[SUPPLIED MATERIAL start]
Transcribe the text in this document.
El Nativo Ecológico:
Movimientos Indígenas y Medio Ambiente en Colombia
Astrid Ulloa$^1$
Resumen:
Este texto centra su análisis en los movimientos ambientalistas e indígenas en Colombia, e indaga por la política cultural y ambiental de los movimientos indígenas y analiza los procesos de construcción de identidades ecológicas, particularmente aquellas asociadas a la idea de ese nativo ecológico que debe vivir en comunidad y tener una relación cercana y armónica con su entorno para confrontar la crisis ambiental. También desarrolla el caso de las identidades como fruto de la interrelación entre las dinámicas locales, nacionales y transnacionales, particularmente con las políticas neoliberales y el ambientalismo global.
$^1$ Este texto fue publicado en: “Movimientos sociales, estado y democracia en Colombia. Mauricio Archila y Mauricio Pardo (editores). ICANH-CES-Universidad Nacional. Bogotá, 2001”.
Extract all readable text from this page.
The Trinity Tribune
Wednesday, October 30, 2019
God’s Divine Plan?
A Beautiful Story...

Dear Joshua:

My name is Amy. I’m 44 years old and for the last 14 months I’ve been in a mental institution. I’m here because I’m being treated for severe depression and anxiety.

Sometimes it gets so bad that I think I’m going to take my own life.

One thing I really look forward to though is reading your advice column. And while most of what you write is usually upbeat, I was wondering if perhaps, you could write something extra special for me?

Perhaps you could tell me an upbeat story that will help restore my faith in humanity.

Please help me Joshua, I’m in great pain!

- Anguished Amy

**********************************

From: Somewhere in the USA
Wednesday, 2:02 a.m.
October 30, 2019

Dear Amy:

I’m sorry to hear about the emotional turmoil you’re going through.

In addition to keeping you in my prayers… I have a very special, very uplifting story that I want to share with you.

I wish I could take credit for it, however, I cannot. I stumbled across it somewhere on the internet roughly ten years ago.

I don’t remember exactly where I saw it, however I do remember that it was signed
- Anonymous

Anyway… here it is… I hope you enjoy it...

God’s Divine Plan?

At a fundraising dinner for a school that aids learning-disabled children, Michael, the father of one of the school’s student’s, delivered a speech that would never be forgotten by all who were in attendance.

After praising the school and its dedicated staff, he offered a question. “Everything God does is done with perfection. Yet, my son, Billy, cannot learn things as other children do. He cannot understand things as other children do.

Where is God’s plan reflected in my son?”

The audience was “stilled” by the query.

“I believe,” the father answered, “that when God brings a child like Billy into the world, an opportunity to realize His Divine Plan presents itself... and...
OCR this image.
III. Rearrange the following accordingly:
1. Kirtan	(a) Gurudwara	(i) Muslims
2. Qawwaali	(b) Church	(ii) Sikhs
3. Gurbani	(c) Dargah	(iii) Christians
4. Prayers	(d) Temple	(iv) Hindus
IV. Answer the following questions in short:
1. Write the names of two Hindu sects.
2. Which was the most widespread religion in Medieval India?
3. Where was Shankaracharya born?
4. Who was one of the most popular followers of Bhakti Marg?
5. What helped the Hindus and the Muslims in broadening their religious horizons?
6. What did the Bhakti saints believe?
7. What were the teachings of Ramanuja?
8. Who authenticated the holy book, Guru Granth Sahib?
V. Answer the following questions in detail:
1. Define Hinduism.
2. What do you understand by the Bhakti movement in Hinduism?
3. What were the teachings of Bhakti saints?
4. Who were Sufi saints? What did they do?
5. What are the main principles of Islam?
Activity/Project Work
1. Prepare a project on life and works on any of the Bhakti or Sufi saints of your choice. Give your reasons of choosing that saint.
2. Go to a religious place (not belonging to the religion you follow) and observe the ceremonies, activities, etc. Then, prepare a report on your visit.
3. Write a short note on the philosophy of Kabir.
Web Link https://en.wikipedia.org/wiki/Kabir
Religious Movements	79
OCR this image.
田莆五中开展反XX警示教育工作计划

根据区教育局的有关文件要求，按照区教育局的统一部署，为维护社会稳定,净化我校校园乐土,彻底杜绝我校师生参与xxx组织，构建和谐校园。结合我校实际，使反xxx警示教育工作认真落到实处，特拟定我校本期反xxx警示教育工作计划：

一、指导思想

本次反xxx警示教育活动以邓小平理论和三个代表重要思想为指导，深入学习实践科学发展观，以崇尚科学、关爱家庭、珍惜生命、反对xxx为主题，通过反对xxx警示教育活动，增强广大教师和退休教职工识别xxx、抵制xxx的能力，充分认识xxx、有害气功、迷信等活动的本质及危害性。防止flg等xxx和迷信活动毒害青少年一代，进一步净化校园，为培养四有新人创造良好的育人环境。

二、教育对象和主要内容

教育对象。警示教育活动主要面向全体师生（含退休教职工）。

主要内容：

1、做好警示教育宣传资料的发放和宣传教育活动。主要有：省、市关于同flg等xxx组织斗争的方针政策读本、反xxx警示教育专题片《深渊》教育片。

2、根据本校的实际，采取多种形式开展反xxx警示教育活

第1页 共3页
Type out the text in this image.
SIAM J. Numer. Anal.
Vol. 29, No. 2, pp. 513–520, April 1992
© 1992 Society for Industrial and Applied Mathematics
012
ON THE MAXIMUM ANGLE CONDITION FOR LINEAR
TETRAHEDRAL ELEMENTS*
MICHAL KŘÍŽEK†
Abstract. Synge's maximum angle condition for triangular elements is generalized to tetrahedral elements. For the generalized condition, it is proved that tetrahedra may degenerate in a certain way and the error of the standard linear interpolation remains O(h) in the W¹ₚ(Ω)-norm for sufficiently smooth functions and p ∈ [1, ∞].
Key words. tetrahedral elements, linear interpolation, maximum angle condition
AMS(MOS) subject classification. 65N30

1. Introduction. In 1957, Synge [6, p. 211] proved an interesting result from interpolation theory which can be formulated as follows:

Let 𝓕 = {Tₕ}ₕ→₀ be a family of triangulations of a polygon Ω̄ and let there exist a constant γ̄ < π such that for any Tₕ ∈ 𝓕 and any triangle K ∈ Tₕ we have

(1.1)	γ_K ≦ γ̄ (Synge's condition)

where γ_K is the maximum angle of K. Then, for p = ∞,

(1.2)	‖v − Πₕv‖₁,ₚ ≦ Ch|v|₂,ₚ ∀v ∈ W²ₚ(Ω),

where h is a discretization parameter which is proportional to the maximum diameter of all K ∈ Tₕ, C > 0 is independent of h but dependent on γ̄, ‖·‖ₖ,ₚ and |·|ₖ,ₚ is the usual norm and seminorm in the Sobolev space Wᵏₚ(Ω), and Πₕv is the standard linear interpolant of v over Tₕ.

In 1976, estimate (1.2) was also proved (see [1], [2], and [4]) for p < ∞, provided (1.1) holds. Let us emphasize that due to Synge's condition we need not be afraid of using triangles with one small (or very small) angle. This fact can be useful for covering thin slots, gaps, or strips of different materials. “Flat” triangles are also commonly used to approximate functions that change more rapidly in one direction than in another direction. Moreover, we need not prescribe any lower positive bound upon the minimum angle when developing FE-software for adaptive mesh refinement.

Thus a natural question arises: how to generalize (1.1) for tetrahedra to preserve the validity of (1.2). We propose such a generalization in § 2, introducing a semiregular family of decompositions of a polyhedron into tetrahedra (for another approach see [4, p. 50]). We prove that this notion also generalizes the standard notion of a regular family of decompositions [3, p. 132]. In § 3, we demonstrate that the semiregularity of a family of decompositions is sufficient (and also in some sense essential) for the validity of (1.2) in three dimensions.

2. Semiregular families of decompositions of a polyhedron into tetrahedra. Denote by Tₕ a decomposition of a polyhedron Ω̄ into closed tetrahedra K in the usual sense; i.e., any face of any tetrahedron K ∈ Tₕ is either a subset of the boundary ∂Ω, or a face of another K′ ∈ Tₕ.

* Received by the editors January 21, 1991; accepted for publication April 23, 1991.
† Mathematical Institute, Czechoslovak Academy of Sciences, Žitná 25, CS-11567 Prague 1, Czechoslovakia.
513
[SUPPLIED MATERIAL end]
Transcribe the data. Leave every line exactly as it is.

Transcribe the text in this document.
El Nativo Ecológico:
Movimientos Indígenas y Medio Ambiente en Colombia
Astrid Ulloa$^1$
Resumen:
Este texto centra su análisis en los movimientos ambientalistas e indígenas en Colombia, e indaga por la política cultural y ambiental de los movimientos indígenas y analiza los procesos de construcción de identidades ecológicas, particularmente aquellas asociadas a la idea de ese nativo ecológico que debe vivir en comunidad y tener una relación cercana y armónica con su entorno para confrontar la crisis ambiental. También desarrolla el caso de las identidades como fruto de la interrelación entre las dinámicas locales, nacionales y transnacionales, particularmente con las políticas neoliberales y el ambientalismo global.
$^1$ Este texto fue publicado en: “Movimientos sociales, estado y democracia en Colombia. Mauricio Archila y Mauricio Pardo (editores). ICANH-CES-Universidad Nacional. Bogotá, 2001”.
Extract all readable text from this page.
The Trinity Tribune
Wednesday, October 30, 2019
God’s Divine Plan?
A Beautiful Story...

Dear Joshua:

My name is Amy. I’m 44 years old and for the last 14 months I’ve been in a mental institution. I’m here because I’m being treated for severe depression and anxiety.

Sometimes it gets so bad that I think I’m going to take my own life.

One thing I really look forward to though is reading your advice column. And while most of what you write is usually upbeat, I was wondering if perhaps, you could write something extra special for me?

Perhaps you could tell me an upbeat story that will help restore my faith in humanity.

Please help me Joshua, I’m in great pain!

- Anguished Amy

**********************************

From: Somewhere in the USA
Wednesday, 2:02 a.m.
October 30, 2019

Dear Amy:

I’m sorry to hear about the emotional turmoil you’re going through.

In addition to keeping you in my prayers… I have a very special, very uplifting story that I want to share with you.

I wish I could take credit for it, however, I cannot. I stumbled across it somewhere on the internet roughly ten years ago.

I don’t remember exactly where I saw it, however I do remember that it was signed
- Anonymous

Anyway… here it is… I hope you enjoy it...

God’s Divine Plan?

At a fundraising dinner for a school that aids learning-disabled children, Michael, the father of one of the school’s student’s, delivered a speech that would never be forgotten by all who were in attendance.

After praising the school and its dedicated staff, he offered a question. “Everything God does is done with perfection. Yet, my son, Billy, cannot learn things as other children do. He cannot understand things as other children do.

Where is God’s plan reflected in my son?”

The audience was “stilled” by the query.

“I believe,” the father answered, “that when God brings a child like Billy into the world, an opportunity to realize His Divine Plan presents itself... and...
OCR this image.
III. Rearrange the following accordingly:
1. Kirtan	(a) Gurudwara	(i) Muslims
2. Qawwaali	(b) Church	(ii) Sikhs
3. Gurbani	(c) Dargah	(iii) Christians
4. Prayers	(d) Temple	(iv) Hindus
IV. Answer the following questions in short:
1. Write the names of two Hindu sects.
2. Which was the most widespread religion in Medieval India?
3. Where was Shankaracharya born?
4. Who was one of the most popular followers of Bhakti Marg?
5. What helped the Hindus and the Muslims in broadening their religious horizons?
6. What did the Bhakti saints believe?
7. What were the teachings of Ramanuja?
8. Who authenticated the holy book, Guru Granth Sahib?
V. Answer the following questions in detail:
1. Define Hinduism.
2. What do you understand by the Bhakti movement in Hinduism?
3. What were the teachings of Bhakti saints?
4. Who were Sufi saints? What did they do?
5. What are the main principles of Islam?
Activity/Project Work
1. Prepare a project on life and works on any of the Bhakti or Sufi saints of your choice. Give your reasons of choosing that saint.
2. Go to a religious place (not belonging to the religion you follow) and observe the ceremonies, activities, etc. Then, prepare a report on your visit.
3. Write a short note on the philosophy of Kabir.
Web Link https://en.wikipedia.org/wiki/Kabir
Religious Movements	79
OCR this image.
田莆五中开展反XX警示教育工作计划

根据区教育局的有关文件要求，按照区教育局的统一部署，为维护社会稳定,净化我校校园乐土,彻底杜绝我校师生参与xxx组织，构建和谐校园。结合我校实际，使反xxx警示教育工作认真落到实处，特拟定我校本期反xxx警示教育工作计划：

一、指导思想

本次反xxx警示教育活动以邓小平理论和三个代表重要思想为指导，深入学习实践科学发展观，以崇尚科学、关爱家庭、珍惜生命、反对xxx为主题，通过反对xxx警示教育活动，增强广大教师和退休教职工识别xxx、抵制xxx的能力，充分认识xxx、有害气功、迷信等活动的本质及危害性。防止flg等xxx和迷信活动毒害青少年一代，进一步净化校园，为培养四有新人创造良好的育人环境。

二、教育对象和主要内容

教育对象。警示教育活动主要面向全体师生（含退休教职工）。

主要内容：

1、做好警示教育宣传资料的发放和宣传教育活动。主要有：省、市关于同flg等xxx组织斗争的方针政策读本、反xxx警示教育专题片《深渊》教育片。

2、根据本校的实际，采取多种形式开展反xxx警示教育活

第1页 共3页
Type out the text in this image.
SIAM J. Numer. Anal.
Vol. 29, No. 2, pp. 513–520, April 1992
© 1992 Society for Industrial and Applied Mathematics
012
ON THE MAXIMUM ANGLE CONDITION FOR LINEAR
TETRAHEDRAL ELEMENTS*
MICHAL KŘÍŽEK†
Abstract. Synge's maximum angle condition for triangular elements is generalized to tetrahedral elements. For the generalized condition, it is proved that tetrahedra may degenerate in a certain way and the error of the standard linear interpolation remains O(h) in the W¹ₚ(Ω)-norm for sufficiently smooth functions and p ∈ [1, ∞].
Key words. tetrahedral elements, linear interpolation, maximum angle condition
AMS(MOS) subject classification. 65N30

1. Introduction. In 1957, Synge [6, p. 211] proved an interesting result from interpolation theory which can be formulated as follows:

Let 𝓕 = {Tₕ}ₕ→₀ be a family of triangulations of a polygon Ω̄ and let there exist a constant γ̄ < π such that for any Tₕ ∈ 𝓕 and any triangle K ∈ Tₕ we have

(1.1)	γ_K ≦ γ̄ (Synge's condition)

where γ_K is the maximum angle of K. Then, for p = ∞,

(1.2)	‖v − Πₕv‖₁,ₚ ≦ Ch|v|₂,ₚ ∀v ∈ W²ₚ(Ω),

where h is a discretization parameter which is proportional to the maximum diameter of all K ∈ Tₕ, C > 0 is independent of h but dependent on γ̄, ‖·‖ₖ,ₚ and |·|ₖ,ₚ is the usual norm and seminorm in the Sobolev space Wᵏₚ(Ω), and Πₕv is the standard linear interpolant of v over Tₕ.

In 1976, estimate (1.2) was also proved (see [1], [2], and [4]) for p < ∞, provided (1.1) holds. Let us emphasize that due to Synge's condition we need not be afraid of using triangles with one small (or very small) angle. This fact can be useful for covering thin slots, gaps, or strips of different materials. “Flat” triangles are also commonly used to approximate functions that change more rapidly in one direction than in another direction. Moreover, we need not prescribe any lower positive bound upon the minimum angle when developing FE-software for adaptive mesh refinement.

Thus a natural question arises: how to generalize (1.1) for tetrahedra to preserve the validity of (1.2). We propose such a generalization in § 2, introducing a semiregular family of decompositions of a polyhedron into tetrahedra (for another approach see [4, p. 50]). We prove that this notion also generalizes the standard notion of a regular family of decompositions [3, p. 132]. In § 3, we demonstrate that the semiregularity of a family of decompositions is sufficient (and also in some sense essential) for the validity of (1.2) in three dimensions.

2. Semiregular families of decompositions of a polyhedron into tetrahedra. Denote by Tₕ a decomposition of a polyhedron Ω̄ into closed tetrahedra K in the usual sense; i.e., any face of any tetrahedron K ∈ Tₕ is either a subset of the boundary ∂Ω, or a face of another K′ ∈ Tₕ.

* Received by the editors January 21, 1991; accepted for publication April 23, 1991.
† Mathematical Institute, Czechoslovak Academy of Sciences, Žitná 25, CS-11567 Prague 1, Czechoslovakia.
513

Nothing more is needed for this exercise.